▸ Work instructions
Restate the whole of the material. Keep every word, and drop the pictures.

▸ Data

--------

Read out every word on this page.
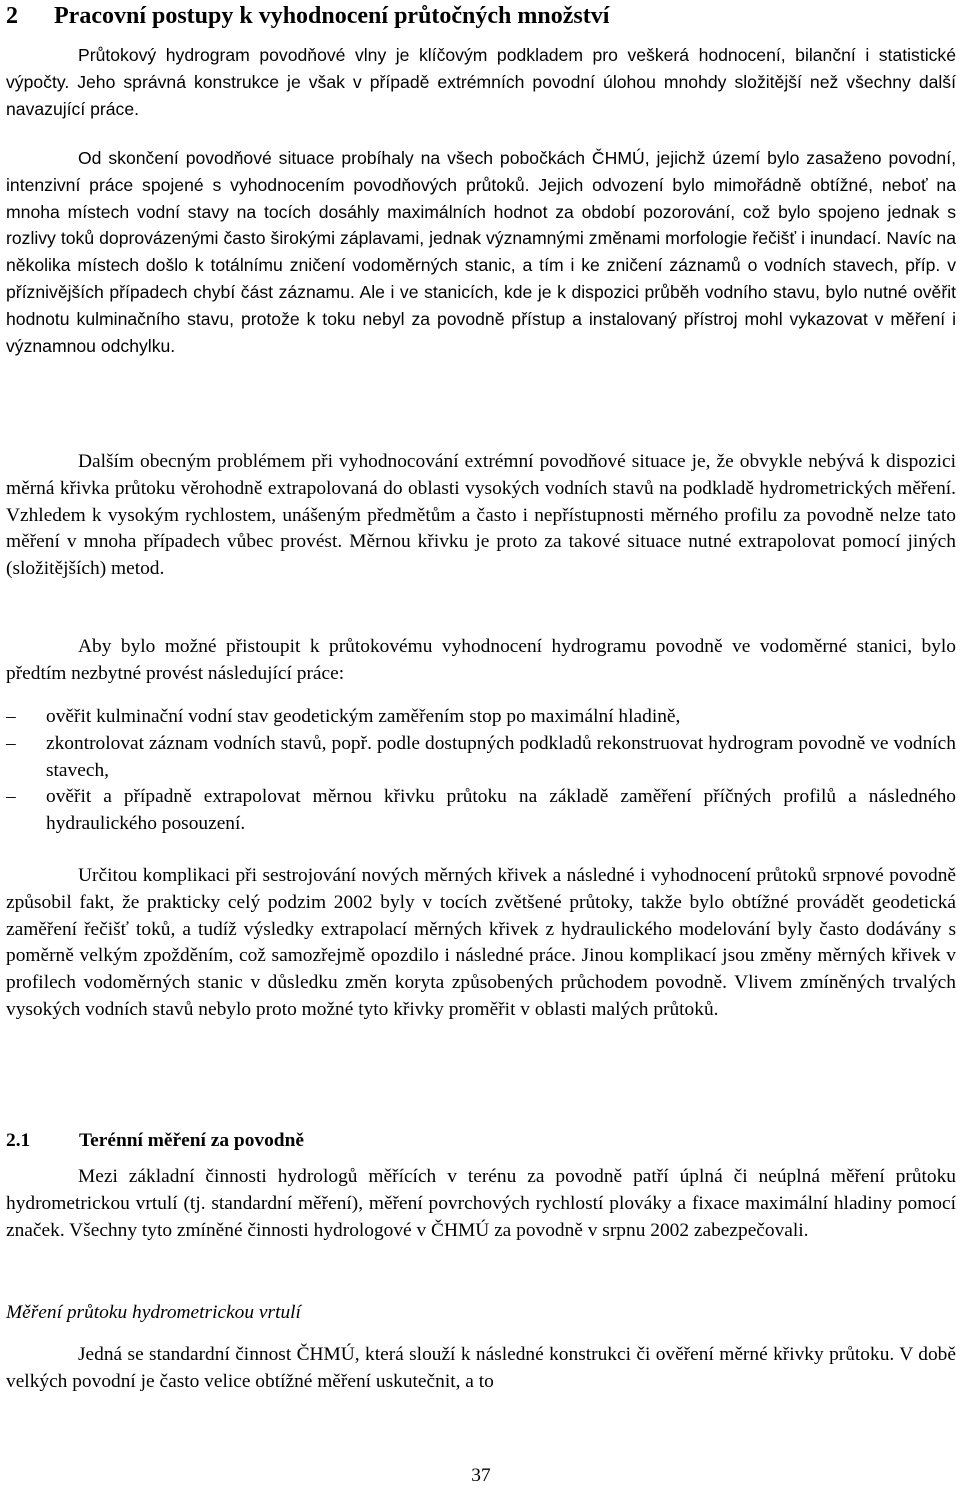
2 Pracovní postupy k vyhodnocení průtočných množství

Průtokový hydrogram povodňové vlny je klíčovým podkladem pro veškerá hodnocení, bilanční i statistické výpočty. Jeho správná konstrukce je však v případě extrémních povodní úlohou mnohdy složitější než všechny další navazující práce.

Od skončení povodňové situace probíhaly na všech pobočkách ČHMÚ, jejichž území bylo zasaženo povodní, intenzivní práce spojené s vyhodnocením povodňových průtoků. Jejich odvození bylo mimořádně obtížné, neboť na mnoha místech vodní stavy na tocích dosáhly maximálních hodnot za období pozorování, což bylo spojeno jednak s rozlivy toků doprovázenými často širokými záplavami, jednak významnými změnami morfologie řečišť i inundací. Navíc na několika místech došlo k totálnímu zničení vodoměrných stanic, a tím i ke zničení záznamů o vodních stavech, příp. v příznivějších případech chybí část záznamu. Ale i ve stanicích, kde je k dispozici průběh vodního stavu, bylo nutné ověřit hodnotu kulminačního stavu, protože k toku nebyl za povodně přístup a instalovaný přístroj mohl vykazovat v měření i významnou odchylku.

Dalším obecným problémem při vyhodnocování extrémní povodňové situace je, že obvykle nebývá k dispozici měrná křivka průtoku věrohodně extrapolovaná do oblasti vysokých vodních stavů na podkladě hydrometrických měření. Vzhledem k vysokým rychlostem, unášeným předmětům a často i nepřístupnosti měrného profilu za povodně nelze tato měření v mnoha případech vůbec provést. Měrnou křivku je proto za takové situace nutné extrapolovat pomocí jiných (složitějších) metod.

Aby bylo možné přistoupit k průtokovému vyhodnocení hydrogramu povodně ve vodoměrné stanici, bylo předtím nezbytné provést následující práce:

– ověřit kulminační vodní stav geodetickým zaměřením stop po maximální hladině,
– zkontrolovat záznam vodních stavů, popř. podle dostupných podkladů rekonstruovat hydrogram povodně ve vodních stavech,
– ověřit a případně extrapolovat měrnou křivku průtoku na základě zaměření příčných profilů a následného hydraulického posouzení.

Určitou komplikaci při sestrojování nových měrných křivek a následné i vyhodnocení průtoků srpnové povodně způsobil fakt, že prakticky celý podzim 2002 byly v tocích zvětšené průtoky, takže bylo obtížné provádět geodetická zaměření řečišť toků, a tudíž výsledky extrapolací měrných křivek z hydraulického modelování byly často dodávány s poměrně velkým zpožděním, což samozřejmě opozdilo i následné práce. Jinou komplikací jsou změny měrných křivek v profilech vodoměrných stanic v důsledku změn koryta způsobených průchodem povodně. Vlivem zmíněných trvalých vysokých vodních stavů nebylo proto možné tyto křivky proměřit v oblasti malých průtoků.

2.1	Terénní měření za povodně

Mezi základní činnosti hydrologů měřících v terénu za povodně patří úplná či neúplná měření průtoku hydrometrickou vrtulí (tj. standardní měření), měření povrchových rychlostí plováky a fixace maximální hladiny pomocí značek. Všechny tyto zmíněné činnosti hydrologové v ČHMÚ za povodně v srpnu 2002 zabezpečovali.

Měření průtoku hydrometrickou vrtulí

Jedná se standardní činnost ČHMÚ, která slouží k následné konstrukci či ověření měrné křivky průtoku. V době velkých povodní je často velice obtížné měření uskutečnit, a to

37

--------

▸ Result of the exercise
Read out every word on this page.
2 Pracovní postupy k vyhodnocení průtočných množství

Průtokový hydrogram povodňové vlny je klíčovým podkladem pro veškerá hodnocení, bilanční i statistické výpočty. Jeho správná konstrukce je však v případě extrémních povodní úlohou mnohdy složitější než všechny další navazující práce.

Od skončení povodňové situace probíhaly na všech pobočkách ČHMÚ, jejichž území bylo zasaženo povodní, intenzivní práce spojené s vyhodnocením povodňových průtoků. Jejich odvození bylo mimořádně obtížné, neboť na mnoha místech vodní stavy na tocích dosáhly maximálních hodnot za období pozorování, což bylo spojeno jednak s rozlivy toků doprovázenými často širokými záplavami, jednak významnými změnami morfologie řečišť i inundací. Navíc na několika místech došlo k totálnímu zničení vodoměrných stanic, a tím i ke zničení záznamů o vodních stavech, příp. v příznivějších případech chybí část záznamu. Ale i ve stanicích, kde je k dispozici průběh vodního stavu, bylo nutné ověřit hodnotu kulminačního stavu, protože k toku nebyl za povodně přístup a instalovaný přístroj mohl vykazovat v měření i významnou odchylku.

Dalším obecným problémem při vyhodnocování extrémní povodňové situace je, že obvykle nebývá k dispozici měrná křivka průtoku věrohodně extrapolovaná do oblasti vysokých vodních stavů na podkladě hydrometrických měření. Vzhledem k vysokým rychlostem, unášeným předmětům a často i nepřístupnosti měrného profilu za povodně nelze tato měření v mnoha případech vůbec provést. Měrnou křivku je proto za takové situace nutné extrapolovat pomocí jiných (složitějších) metod.

Aby bylo možné přistoupit k průtokovému vyhodnocení hydrogramu povodně ve vodoměrné stanici, bylo předtím nezbytné provést následující práce:

– ověřit kulminační vodní stav geodetickým zaměřením stop po maximální hladině,
– zkontrolovat záznam vodních stavů, popř. podle dostupných podkladů rekonstruovat hydrogram povodně ve vodních stavech,
– ověřit a případně extrapolovat měrnou křivku průtoku na základě zaměření příčných profilů a následného hydraulického posouzení.

Určitou komplikaci při sestrojování nových měrných křivek a následné i vyhodnocení průtoků srpnové povodně způsobil fakt, že prakticky celý podzim 2002 byly v tocích zvětšené průtoky, takže bylo obtížné provádět geodetická zaměření řečišť toků, a tudíž výsledky extrapolací měrných křivek z hydraulického modelování byly často dodávány s poměrně velkým zpožděním, což samozřejmě opozdilo i následné práce. Jinou komplikací jsou změny měrných křivek v profilech vodoměrných stanic v důsledku změn koryta způsobených průchodem povodně. Vlivem zmíněných trvalých vysokých vodních stavů nebylo proto možné tyto křivky proměřit v oblasti malých průtoků.

2.1	Terénní měření za povodně

Mezi základní činnosti hydrologů měřících v terénu za povodně patří úplná či neúplná měření průtoku hydrometrickou vrtulí (tj. standardní měření), měření povrchových rychlostí plováky a fixace maximální hladiny pomocí značek. Všechny tyto zmíněné činnosti hydrologové v ČHMÚ za povodně v srpnu 2002 zabezpečovali.

Měření průtoku hydrometrickou vrtulí

Jedná se standardní činnost ČHMÚ, která slouží k následné konstrukci či ověření měrné křivky průtoku. V době velkých povodní je často velice obtížné měření uskutečnit, a to

37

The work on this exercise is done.